→ WHAT TO PRODUCE:
Check the listing below line by line and report how many lines hold "जनरल", with no other words.

----------------------------------------

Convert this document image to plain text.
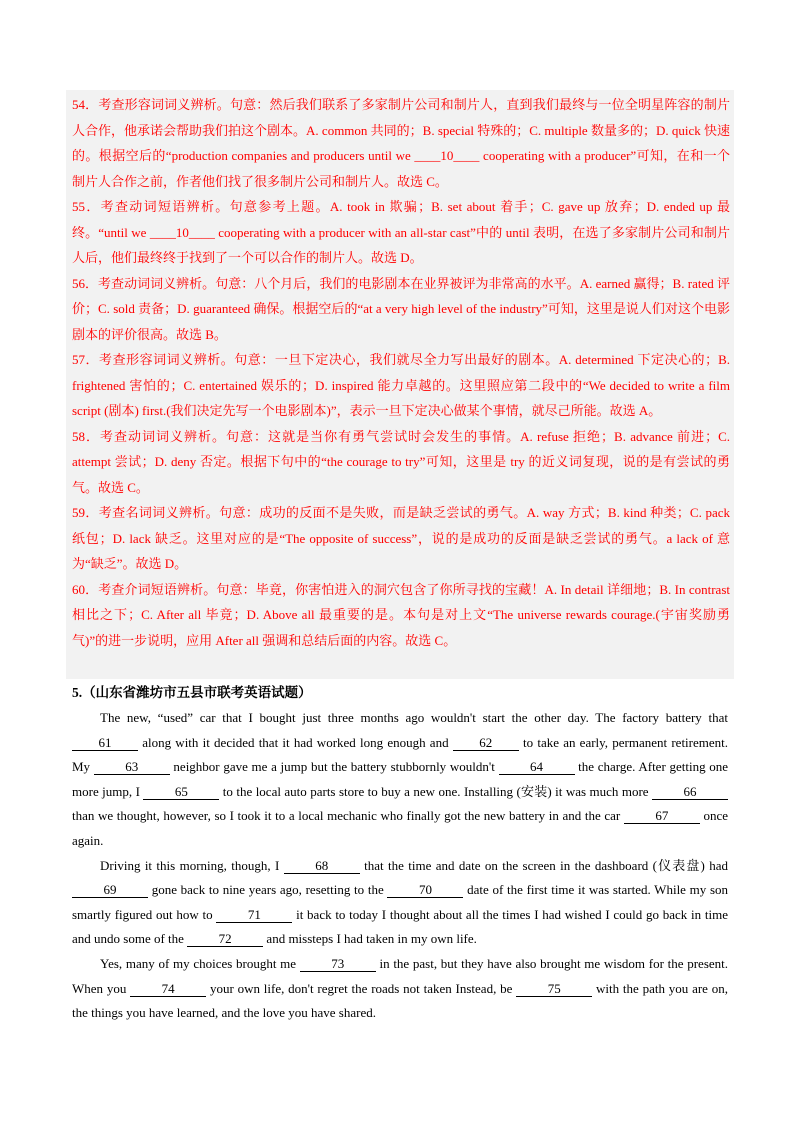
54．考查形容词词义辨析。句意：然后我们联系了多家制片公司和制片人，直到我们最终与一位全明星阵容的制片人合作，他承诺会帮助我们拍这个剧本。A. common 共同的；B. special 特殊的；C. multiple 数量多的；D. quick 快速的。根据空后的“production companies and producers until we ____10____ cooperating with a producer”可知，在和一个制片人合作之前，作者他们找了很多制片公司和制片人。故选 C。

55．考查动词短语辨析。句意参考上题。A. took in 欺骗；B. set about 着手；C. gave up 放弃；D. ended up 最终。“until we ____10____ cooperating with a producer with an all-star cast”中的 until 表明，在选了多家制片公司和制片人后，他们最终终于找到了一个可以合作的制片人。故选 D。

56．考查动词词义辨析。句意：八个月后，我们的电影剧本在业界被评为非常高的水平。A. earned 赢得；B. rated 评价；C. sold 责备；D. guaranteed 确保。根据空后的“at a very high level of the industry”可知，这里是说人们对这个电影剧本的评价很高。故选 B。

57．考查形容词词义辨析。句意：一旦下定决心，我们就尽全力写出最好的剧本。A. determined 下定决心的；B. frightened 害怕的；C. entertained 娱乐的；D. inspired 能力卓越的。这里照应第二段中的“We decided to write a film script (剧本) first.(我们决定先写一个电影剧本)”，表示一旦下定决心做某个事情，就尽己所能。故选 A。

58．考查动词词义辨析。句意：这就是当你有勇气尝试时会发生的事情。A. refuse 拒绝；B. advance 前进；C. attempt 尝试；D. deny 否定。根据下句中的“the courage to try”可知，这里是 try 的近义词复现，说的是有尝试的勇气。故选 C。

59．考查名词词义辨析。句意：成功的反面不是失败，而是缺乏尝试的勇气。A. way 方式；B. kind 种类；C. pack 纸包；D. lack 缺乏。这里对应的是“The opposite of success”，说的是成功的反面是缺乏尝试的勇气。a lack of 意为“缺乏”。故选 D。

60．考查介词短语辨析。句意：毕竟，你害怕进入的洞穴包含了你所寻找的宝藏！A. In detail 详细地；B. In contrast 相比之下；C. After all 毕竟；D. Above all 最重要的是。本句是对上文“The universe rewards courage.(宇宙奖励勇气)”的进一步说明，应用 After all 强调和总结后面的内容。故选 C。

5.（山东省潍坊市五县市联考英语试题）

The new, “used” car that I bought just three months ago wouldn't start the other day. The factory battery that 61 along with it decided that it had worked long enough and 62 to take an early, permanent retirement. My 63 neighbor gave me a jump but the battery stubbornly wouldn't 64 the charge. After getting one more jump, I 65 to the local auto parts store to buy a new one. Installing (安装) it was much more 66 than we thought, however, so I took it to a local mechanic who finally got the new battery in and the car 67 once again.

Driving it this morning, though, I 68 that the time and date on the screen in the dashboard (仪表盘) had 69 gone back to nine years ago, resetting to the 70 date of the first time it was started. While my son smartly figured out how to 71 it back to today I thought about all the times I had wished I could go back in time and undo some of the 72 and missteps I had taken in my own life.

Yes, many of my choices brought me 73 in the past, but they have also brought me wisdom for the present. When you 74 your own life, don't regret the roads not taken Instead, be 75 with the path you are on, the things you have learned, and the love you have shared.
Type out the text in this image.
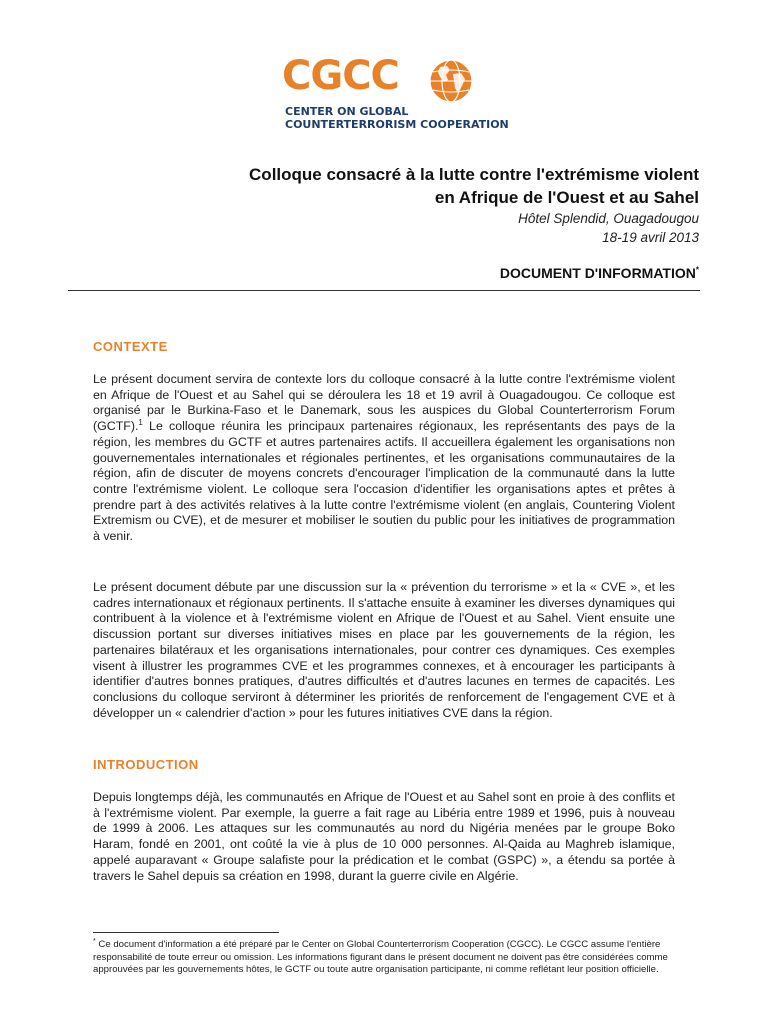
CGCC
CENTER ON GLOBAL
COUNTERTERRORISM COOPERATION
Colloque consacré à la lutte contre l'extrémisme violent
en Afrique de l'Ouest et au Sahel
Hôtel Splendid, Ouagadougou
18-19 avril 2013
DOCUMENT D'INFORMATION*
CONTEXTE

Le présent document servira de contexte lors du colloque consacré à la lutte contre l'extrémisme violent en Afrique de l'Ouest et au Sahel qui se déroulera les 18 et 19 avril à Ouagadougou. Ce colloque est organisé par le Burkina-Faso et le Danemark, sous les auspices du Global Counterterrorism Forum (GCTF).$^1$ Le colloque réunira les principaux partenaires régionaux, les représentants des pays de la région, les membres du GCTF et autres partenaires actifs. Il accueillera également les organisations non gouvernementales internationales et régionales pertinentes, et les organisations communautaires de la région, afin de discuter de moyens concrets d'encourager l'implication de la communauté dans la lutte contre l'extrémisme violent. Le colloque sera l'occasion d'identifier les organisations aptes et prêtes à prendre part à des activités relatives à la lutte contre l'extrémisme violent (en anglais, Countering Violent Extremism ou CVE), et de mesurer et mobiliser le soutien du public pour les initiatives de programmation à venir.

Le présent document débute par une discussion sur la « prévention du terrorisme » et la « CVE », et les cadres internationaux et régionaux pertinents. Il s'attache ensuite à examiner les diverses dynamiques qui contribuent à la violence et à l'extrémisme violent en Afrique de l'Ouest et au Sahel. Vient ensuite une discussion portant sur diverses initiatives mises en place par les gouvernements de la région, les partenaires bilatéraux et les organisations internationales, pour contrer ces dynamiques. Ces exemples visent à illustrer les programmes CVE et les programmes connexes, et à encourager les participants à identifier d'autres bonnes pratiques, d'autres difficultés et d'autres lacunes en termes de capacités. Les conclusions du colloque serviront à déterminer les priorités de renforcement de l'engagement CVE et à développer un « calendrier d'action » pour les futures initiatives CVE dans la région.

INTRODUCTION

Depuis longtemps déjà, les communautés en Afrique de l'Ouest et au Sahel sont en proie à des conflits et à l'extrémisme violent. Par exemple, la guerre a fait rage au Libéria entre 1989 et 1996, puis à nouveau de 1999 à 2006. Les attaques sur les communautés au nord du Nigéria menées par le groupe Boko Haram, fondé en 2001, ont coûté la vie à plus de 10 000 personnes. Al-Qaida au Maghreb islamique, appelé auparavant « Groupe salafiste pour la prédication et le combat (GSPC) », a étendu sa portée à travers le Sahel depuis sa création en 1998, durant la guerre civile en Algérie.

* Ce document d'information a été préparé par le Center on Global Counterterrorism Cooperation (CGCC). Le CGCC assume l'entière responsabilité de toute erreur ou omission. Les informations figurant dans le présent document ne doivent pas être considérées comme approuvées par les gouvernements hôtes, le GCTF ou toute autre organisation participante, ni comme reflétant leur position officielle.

----------------------------------------

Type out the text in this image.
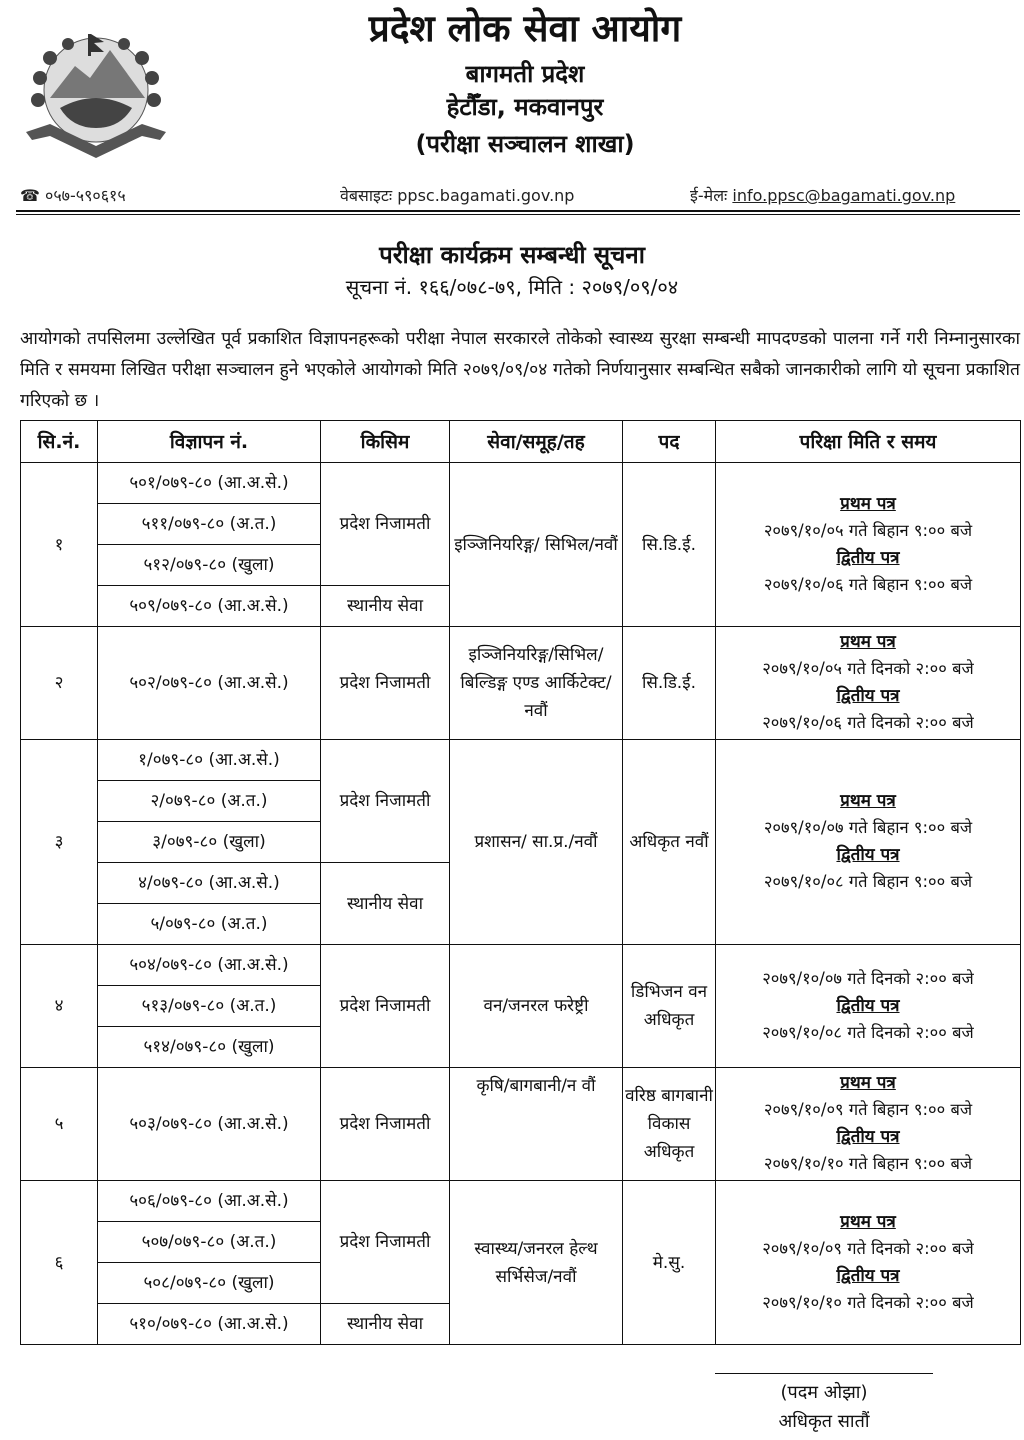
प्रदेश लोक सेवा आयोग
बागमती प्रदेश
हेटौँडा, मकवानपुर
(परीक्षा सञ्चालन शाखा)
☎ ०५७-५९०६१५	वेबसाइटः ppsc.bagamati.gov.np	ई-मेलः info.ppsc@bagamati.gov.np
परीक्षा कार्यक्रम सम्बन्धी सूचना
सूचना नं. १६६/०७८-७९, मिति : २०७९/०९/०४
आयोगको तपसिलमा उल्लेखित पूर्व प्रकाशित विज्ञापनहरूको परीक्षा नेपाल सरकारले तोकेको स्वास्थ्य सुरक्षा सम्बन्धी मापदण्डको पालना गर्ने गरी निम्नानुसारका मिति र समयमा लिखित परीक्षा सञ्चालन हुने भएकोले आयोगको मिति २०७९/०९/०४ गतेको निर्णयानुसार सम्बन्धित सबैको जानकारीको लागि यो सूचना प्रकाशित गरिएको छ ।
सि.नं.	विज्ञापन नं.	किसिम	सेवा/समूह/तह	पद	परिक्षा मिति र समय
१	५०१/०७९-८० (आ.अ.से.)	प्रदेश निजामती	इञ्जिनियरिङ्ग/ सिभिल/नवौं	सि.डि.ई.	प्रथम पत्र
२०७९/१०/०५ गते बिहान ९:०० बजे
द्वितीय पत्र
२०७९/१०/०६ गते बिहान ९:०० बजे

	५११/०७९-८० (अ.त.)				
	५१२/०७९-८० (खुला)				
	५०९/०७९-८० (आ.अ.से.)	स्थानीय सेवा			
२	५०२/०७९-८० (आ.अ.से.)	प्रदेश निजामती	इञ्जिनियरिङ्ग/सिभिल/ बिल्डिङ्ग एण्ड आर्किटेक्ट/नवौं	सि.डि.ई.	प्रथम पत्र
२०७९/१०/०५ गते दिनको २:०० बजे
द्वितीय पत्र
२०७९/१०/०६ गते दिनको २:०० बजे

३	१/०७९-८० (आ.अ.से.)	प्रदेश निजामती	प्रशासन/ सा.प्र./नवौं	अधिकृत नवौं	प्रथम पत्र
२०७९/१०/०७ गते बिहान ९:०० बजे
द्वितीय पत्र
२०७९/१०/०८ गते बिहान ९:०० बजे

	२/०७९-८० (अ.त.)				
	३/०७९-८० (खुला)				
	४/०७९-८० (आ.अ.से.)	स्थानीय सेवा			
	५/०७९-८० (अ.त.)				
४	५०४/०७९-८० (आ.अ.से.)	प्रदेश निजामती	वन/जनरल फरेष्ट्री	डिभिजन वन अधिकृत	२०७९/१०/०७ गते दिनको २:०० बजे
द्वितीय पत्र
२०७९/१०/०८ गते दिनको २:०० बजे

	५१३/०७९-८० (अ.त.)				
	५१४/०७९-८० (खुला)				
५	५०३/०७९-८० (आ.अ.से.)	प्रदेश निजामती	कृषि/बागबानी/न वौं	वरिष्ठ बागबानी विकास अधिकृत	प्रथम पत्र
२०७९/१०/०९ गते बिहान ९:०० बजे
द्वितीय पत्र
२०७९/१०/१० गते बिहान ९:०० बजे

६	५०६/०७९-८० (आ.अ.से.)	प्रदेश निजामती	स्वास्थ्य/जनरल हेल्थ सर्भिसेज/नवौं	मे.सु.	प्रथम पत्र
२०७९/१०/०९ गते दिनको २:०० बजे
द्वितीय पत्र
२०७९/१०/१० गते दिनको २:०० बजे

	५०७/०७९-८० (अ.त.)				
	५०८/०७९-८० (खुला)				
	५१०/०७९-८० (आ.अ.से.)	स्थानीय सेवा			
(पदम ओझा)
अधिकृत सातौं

----------------------------------------

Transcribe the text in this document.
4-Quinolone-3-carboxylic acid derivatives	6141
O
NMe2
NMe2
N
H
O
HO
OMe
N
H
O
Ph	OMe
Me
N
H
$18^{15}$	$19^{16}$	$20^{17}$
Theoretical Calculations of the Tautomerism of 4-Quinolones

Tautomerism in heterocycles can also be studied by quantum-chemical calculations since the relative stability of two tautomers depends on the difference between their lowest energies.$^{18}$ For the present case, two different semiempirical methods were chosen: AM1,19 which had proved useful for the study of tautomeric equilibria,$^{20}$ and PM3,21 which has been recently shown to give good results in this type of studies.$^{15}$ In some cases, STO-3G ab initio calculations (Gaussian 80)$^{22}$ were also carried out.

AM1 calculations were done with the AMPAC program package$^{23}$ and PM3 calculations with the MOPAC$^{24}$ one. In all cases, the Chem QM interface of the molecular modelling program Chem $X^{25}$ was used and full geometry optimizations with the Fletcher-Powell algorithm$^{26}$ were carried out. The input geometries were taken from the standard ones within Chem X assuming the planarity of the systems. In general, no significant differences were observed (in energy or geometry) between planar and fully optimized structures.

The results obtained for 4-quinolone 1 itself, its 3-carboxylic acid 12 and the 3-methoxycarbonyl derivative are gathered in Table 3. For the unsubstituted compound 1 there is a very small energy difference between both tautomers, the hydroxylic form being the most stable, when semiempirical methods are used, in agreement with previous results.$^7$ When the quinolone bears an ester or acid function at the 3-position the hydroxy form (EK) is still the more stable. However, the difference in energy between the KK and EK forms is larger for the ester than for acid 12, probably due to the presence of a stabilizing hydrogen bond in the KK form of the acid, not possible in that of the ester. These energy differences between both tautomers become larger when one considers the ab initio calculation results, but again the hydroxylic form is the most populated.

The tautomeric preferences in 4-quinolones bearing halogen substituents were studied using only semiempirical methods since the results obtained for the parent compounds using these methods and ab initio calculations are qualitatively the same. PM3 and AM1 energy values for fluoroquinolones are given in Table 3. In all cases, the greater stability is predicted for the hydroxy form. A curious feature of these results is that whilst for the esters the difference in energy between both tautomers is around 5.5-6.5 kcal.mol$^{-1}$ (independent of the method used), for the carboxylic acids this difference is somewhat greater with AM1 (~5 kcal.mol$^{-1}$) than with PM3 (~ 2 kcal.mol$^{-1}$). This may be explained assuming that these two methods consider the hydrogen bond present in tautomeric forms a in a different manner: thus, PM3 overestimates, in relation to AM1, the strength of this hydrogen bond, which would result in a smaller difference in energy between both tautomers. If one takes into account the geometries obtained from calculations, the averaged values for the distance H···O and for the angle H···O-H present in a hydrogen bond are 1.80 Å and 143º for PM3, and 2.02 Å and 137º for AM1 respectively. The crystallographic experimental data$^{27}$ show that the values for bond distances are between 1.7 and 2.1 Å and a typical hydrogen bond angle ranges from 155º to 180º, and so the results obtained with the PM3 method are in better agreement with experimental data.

----------------------------------------

→ TASK ANSWER:
2